Task directions = Wherever the word "RHESSI" turns up in a line of the entries, copy that line.

======== Provided records ========

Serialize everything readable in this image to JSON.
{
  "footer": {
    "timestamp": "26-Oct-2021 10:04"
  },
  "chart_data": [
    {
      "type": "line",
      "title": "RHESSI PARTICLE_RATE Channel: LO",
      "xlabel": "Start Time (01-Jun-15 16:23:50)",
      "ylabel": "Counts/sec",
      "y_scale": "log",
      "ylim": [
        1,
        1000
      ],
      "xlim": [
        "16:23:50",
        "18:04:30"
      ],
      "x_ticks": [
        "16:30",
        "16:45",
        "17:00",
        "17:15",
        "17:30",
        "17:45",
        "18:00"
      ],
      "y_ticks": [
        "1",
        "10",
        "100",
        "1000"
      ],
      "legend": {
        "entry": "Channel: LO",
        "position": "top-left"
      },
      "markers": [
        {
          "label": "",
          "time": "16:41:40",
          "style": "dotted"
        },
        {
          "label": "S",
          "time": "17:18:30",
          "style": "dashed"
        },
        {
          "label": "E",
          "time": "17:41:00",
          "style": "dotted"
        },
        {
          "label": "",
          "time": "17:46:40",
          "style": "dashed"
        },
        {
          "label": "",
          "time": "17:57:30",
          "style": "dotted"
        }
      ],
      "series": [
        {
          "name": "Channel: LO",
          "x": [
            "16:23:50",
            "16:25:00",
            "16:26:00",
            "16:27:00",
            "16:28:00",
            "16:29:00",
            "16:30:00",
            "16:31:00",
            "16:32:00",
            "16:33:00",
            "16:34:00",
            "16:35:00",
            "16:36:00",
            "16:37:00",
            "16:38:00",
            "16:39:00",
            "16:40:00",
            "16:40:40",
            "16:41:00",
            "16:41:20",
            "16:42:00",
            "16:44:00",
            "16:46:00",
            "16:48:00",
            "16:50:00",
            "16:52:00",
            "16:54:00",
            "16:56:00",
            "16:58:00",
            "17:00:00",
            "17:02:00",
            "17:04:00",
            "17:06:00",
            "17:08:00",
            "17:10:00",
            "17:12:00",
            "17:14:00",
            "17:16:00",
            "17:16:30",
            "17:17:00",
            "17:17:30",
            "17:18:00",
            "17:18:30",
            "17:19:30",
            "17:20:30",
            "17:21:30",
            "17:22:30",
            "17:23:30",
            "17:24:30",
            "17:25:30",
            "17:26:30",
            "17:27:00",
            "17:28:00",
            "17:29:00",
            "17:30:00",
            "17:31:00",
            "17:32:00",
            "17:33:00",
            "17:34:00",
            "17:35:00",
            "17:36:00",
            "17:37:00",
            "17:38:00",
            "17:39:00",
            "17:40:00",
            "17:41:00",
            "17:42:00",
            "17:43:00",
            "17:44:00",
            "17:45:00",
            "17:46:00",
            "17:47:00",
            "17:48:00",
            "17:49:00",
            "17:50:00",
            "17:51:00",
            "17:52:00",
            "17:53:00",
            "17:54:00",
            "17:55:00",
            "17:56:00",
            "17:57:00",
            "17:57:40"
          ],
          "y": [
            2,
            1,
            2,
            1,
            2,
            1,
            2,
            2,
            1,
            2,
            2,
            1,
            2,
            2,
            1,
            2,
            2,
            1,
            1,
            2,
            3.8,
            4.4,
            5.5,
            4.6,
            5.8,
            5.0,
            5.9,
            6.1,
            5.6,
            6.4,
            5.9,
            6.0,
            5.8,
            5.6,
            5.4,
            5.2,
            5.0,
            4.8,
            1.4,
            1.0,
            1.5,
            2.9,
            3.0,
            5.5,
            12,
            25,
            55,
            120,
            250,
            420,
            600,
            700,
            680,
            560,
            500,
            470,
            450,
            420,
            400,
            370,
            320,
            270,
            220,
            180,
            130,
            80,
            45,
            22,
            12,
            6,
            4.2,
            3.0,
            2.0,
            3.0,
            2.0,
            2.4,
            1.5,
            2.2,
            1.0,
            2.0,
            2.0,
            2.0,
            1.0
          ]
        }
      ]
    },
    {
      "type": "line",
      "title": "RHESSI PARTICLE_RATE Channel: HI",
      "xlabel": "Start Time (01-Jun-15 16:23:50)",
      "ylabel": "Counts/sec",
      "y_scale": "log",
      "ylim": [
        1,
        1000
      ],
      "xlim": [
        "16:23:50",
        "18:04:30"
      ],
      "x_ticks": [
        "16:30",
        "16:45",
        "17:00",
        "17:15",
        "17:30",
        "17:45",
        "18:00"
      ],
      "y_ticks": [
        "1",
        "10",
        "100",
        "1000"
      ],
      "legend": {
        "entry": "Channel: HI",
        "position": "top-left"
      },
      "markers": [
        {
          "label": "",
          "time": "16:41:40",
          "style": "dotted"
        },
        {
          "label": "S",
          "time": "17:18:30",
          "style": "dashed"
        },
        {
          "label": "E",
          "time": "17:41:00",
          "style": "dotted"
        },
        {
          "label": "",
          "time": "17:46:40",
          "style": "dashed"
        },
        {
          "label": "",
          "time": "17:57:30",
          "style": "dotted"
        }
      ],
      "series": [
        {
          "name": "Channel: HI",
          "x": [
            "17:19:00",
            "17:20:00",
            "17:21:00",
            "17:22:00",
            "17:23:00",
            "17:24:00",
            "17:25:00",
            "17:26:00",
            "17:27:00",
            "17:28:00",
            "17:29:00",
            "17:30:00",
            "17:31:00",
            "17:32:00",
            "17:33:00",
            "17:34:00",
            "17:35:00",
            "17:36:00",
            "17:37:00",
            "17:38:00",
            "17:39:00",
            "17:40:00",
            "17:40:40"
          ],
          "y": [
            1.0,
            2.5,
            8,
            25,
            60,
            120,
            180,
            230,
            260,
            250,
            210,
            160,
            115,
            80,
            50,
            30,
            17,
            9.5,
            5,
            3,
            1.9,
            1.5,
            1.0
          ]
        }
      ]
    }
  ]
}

========

Right answer =
      "title": "RHESSI PARTICLE_RATE Channel: LO",
      "title": "RHESSI PARTICLE_RATE Channel: HI",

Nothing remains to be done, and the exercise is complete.